# Supplied data start

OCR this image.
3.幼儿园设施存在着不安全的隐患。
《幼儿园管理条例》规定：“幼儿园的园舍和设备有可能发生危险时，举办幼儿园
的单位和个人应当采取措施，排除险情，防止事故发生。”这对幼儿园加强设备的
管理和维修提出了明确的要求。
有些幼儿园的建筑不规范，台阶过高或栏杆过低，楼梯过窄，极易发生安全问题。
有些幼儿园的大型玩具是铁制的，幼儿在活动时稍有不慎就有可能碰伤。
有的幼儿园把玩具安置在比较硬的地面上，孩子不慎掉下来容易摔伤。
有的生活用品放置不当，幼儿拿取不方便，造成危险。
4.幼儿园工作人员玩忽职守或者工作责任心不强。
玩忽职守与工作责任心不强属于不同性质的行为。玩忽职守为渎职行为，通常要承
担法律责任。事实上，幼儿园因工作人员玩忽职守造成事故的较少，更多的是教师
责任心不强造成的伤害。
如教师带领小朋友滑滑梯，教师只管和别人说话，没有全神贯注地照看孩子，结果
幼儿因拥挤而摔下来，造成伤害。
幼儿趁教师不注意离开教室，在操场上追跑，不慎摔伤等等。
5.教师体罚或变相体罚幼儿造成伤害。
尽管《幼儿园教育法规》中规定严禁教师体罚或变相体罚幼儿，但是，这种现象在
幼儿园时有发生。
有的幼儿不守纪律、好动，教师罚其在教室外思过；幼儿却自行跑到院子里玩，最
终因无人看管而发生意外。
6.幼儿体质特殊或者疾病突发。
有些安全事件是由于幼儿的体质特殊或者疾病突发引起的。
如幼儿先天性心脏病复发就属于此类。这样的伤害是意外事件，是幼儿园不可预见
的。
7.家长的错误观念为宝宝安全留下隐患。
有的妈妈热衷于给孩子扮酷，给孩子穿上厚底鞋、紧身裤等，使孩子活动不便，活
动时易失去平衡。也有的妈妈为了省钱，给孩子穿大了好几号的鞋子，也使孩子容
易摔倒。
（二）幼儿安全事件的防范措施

# Supplied data end

Problem requirements | Restate all of the entries exactly, please.

Correct response |
OCR this image.
3.幼儿园设施存在着不安全的隐患。
《幼儿园管理条例》规定：“幼儿园的园舍和设备有可能发生危险时，举办幼儿园
的单位和个人应当采取措施，排除险情，防止事故发生。”这对幼儿园加强设备的
管理和维修提出了明确的要求。
有些幼儿园的建筑不规范，台阶过高或栏杆过低，楼梯过窄，极易发生安全问题。
有些幼儿园的大型玩具是铁制的，幼儿在活动时稍有不慎就有可能碰伤。
有的幼儿园把玩具安置在比较硬的地面上，孩子不慎掉下来容易摔伤。
有的生活用品放置不当，幼儿拿取不方便，造成危险。
4.幼儿园工作人员玩忽职守或者工作责任心不强。
玩忽职守与工作责任心不强属于不同性质的行为。玩忽职守为渎职行为，通常要承
担法律责任。事实上，幼儿园因工作人员玩忽职守造成事故的较少，更多的是教师
责任心不强造成的伤害。
如教师带领小朋友滑滑梯，教师只管和别人说话，没有全神贯注地照看孩子，结果
幼儿因拥挤而摔下来，造成伤害。
幼儿趁教师不注意离开教室，在操场上追跑，不慎摔伤等等。
5.教师体罚或变相体罚幼儿造成伤害。
尽管《幼儿园教育法规》中规定严禁教师体罚或变相体罚幼儿，但是，这种现象在
幼儿园时有发生。
有的幼儿不守纪律、好动，教师罚其在教室外思过；幼儿却自行跑到院子里玩，最
终因无人看管而发生意外。
6.幼儿体质特殊或者疾病突发。
有些安全事件是由于幼儿的体质特殊或者疾病突发引起的。
如幼儿先天性心脏病复发就属于此类。这样的伤害是意外事件，是幼儿园不可预见
的。
7.家长的错误观念为宝宝安全留下隐患。
有的妈妈热衷于给孩子扮酷，给孩子穿上厚底鞋、紧身裤等，使孩子活动不便，活
动时易失去平衡。也有的妈妈为了省钱，给孩子穿大了好几号的鞋子，也使孩子容
易摔倒。
（二）幼儿安全事件的防范措施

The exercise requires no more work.